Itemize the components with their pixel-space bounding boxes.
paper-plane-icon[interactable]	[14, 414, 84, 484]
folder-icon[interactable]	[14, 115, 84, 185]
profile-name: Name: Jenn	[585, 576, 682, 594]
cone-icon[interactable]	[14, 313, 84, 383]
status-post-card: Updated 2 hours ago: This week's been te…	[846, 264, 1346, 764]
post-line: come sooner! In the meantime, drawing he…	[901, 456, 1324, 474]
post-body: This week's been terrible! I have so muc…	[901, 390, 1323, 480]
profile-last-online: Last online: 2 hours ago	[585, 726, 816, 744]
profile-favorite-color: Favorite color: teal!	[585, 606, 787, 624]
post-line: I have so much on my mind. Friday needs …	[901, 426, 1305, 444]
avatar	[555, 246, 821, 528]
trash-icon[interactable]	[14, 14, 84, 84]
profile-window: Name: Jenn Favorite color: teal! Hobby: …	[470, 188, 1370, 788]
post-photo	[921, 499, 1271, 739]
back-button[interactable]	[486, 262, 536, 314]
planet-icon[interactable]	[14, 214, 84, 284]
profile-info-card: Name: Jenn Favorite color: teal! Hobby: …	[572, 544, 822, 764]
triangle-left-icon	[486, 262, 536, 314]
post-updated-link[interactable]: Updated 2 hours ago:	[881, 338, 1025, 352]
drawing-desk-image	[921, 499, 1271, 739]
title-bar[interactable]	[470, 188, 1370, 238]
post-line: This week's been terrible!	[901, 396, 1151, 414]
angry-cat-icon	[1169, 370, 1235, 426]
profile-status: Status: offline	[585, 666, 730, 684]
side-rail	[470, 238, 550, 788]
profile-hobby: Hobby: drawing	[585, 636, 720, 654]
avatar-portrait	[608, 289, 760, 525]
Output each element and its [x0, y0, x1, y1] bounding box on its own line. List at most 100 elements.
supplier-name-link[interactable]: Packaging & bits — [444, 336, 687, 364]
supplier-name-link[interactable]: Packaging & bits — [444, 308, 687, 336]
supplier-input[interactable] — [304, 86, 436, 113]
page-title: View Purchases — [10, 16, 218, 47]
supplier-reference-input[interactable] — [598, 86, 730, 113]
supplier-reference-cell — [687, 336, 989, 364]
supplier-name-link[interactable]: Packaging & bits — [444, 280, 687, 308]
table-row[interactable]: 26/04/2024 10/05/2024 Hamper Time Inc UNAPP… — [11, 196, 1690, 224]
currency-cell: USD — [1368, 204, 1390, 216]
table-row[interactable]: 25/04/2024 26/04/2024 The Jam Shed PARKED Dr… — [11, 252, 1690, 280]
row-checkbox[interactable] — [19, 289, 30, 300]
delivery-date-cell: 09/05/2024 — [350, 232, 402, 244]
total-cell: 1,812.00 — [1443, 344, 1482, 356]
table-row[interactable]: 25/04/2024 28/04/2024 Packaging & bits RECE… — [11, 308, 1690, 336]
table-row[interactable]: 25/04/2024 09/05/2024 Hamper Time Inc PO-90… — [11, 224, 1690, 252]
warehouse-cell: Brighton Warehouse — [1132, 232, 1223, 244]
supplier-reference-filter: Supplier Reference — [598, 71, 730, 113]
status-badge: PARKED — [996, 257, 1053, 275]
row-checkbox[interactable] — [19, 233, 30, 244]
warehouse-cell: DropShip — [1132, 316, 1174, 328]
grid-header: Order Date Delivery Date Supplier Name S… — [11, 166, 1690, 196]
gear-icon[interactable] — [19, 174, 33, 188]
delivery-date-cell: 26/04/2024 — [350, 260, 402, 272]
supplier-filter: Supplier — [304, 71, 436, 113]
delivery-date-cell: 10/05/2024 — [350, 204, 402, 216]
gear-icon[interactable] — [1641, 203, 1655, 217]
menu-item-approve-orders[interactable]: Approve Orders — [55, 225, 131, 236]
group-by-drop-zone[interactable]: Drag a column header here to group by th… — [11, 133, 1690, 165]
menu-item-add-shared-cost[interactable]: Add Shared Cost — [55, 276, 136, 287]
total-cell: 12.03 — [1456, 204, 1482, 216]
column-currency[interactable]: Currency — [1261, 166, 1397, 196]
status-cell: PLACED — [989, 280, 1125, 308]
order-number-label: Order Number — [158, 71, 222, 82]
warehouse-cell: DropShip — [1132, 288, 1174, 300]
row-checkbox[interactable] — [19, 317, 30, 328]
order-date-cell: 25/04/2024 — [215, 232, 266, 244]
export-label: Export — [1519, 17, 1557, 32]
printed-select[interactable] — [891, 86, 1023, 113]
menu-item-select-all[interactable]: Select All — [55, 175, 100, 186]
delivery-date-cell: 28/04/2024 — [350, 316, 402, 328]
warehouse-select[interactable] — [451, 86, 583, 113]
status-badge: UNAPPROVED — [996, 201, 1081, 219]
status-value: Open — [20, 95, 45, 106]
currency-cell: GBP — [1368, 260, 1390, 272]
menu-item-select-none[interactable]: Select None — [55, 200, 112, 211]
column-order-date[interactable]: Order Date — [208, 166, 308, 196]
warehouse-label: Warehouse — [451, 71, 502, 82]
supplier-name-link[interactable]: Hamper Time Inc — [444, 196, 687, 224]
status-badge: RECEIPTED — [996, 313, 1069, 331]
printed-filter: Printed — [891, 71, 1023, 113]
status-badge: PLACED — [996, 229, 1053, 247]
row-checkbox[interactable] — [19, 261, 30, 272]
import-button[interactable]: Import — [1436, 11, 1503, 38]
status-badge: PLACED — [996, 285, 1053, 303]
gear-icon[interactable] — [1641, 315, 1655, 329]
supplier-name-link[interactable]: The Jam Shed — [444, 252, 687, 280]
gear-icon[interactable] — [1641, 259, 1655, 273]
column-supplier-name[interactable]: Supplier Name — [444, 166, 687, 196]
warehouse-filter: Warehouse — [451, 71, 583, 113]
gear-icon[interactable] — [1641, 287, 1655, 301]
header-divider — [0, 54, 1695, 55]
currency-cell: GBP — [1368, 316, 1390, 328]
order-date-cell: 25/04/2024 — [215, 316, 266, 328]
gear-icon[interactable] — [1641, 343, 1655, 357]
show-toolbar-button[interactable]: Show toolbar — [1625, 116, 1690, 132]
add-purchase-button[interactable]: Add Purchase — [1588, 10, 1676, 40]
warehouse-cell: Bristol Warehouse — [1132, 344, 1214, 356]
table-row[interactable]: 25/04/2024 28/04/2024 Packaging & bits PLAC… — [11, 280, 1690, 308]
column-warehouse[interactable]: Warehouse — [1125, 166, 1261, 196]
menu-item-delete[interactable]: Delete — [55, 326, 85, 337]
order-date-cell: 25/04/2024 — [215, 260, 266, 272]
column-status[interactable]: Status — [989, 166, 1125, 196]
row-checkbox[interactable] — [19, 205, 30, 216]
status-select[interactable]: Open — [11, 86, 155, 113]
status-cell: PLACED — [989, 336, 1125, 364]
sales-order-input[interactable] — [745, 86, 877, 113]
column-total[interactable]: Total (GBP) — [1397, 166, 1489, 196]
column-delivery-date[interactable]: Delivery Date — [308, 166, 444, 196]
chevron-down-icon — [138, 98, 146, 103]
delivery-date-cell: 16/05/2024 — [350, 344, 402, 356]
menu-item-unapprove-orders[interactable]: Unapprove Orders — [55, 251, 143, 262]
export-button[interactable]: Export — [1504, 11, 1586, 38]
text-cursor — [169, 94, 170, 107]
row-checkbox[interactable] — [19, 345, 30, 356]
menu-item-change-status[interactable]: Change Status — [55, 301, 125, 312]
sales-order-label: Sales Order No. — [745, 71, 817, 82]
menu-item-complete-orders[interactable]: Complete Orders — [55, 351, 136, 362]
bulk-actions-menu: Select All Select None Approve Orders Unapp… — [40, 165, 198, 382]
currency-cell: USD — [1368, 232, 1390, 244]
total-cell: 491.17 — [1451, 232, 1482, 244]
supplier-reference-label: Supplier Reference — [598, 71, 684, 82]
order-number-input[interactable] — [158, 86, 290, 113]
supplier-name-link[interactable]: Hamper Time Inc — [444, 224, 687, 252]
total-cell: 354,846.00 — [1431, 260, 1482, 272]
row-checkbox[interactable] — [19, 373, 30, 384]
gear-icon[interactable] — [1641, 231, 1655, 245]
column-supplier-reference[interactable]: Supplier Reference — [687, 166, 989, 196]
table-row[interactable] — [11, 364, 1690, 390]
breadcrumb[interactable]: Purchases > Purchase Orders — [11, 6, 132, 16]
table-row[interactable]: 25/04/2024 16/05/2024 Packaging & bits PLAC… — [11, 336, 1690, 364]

_ _ _ _ _ _ _

▸ Task brief: Starting at the first of the lines above and ending at the line that contains "profile-last-online: Last online: 2", express each line as a string in a JSON list, one string per line, with blank lines left out.

▸ Answer to this problem:
[
  "Itemize the components with their pixel-space bounding boxes.",
  "paper-plane-icon[interactable]\t[14, 414, 84, 484]",
  "folder-icon[interactable]\t[14, 115, 84, 185]",
  "profile-name: Name: Jenn\t[585, 576, 682, 594]",
  "cone-icon[interactable]\t[14, 313, 84, 383]",
  "status-post-card: Updated 2 hours ago: This week's been te…\t[846, 264, 1346, 764]",
  "post-line: come sooner! In the meantime, drawing he…\t[901, 456, 1324, 474]",
  "post-body: This week's been terrible! I have so muc…\t[901, 390, 1323, 480]",
  "profile-last-online: Last online: 2 hours ago\t[585, 726, 816, 744]"
]